BEGIN Records supplied
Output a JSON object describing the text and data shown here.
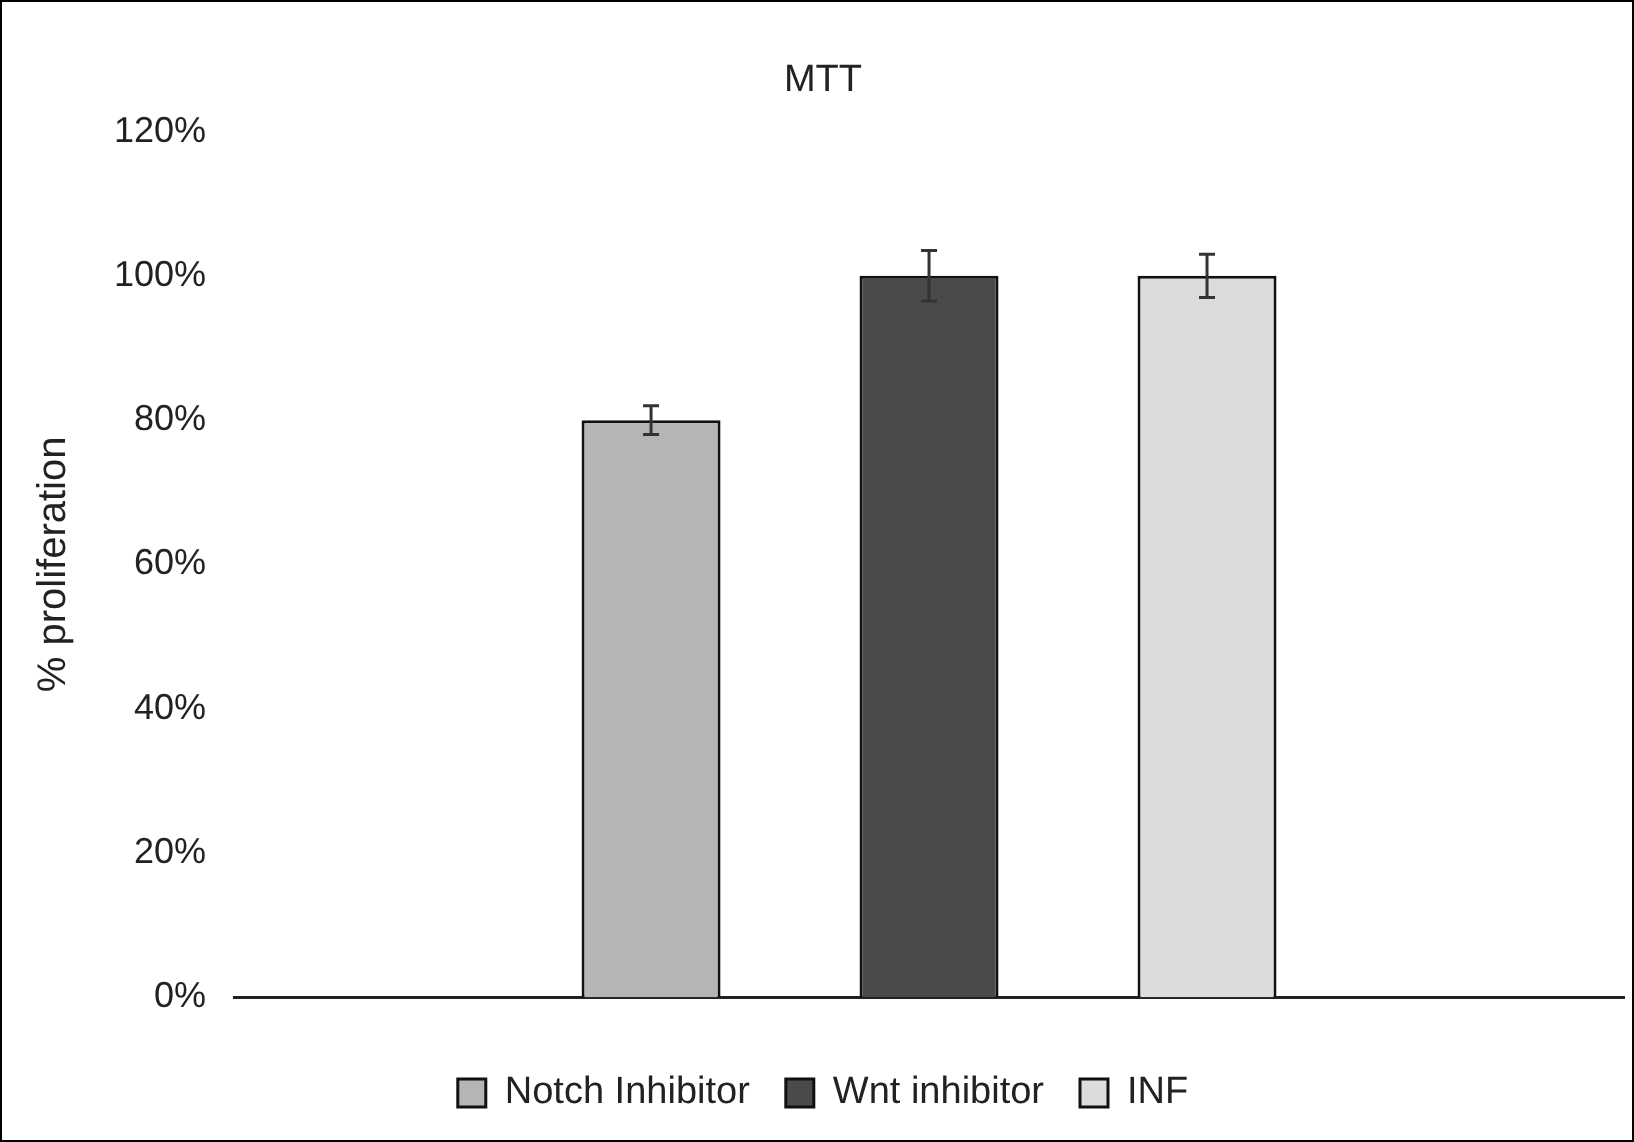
{
  "chart_data": {
    "type": "bar",
    "title": "MTT",
    "ylabel": "% proliferation",
    "categories": [
      null
    ],
    "series": [
      {
        "name": "Notch Inhibitor",
        "color": "#b5b5b5",
        "values": [
          80
        ],
        "errors": [
          2
        ]
      },
      {
        "name": "Wnt inhibitor",
        "color": "#4a4a4a",
        "values": [
          100
        ],
        "errors": [
          3.5
        ]
      },
      {
        "name": "INF",
        "color": "#dcdcdc",
        "values": [
          100
        ],
        "errors": [
          3
        ]
      }
    ],
    "ylim": [
      0,
      120
    ],
    "yticks": [
      {
        "value": 0,
        "label": "0%"
      },
      {
        "value": 20,
        "label": "20%"
      },
      {
        "value": 40,
        "label": "40%"
      },
      {
        "value": 60,
        "label": "60%"
      },
      {
        "value": 80,
        "label": "80%"
      },
      {
        "value": 100,
        "label": "100%"
      },
      {
        "value": 120,
        "label": "120%"
      }
    ],
    "grid": false,
    "legend": "bottom"
  }
}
END Records supplied
[What needs to be done] Filter the records above for "color" and copy every matching line.

[Completed exercise]
        "color": "#b5b5b5",
        "color": "#4a4a4a",
        "color": "#dcdcdc",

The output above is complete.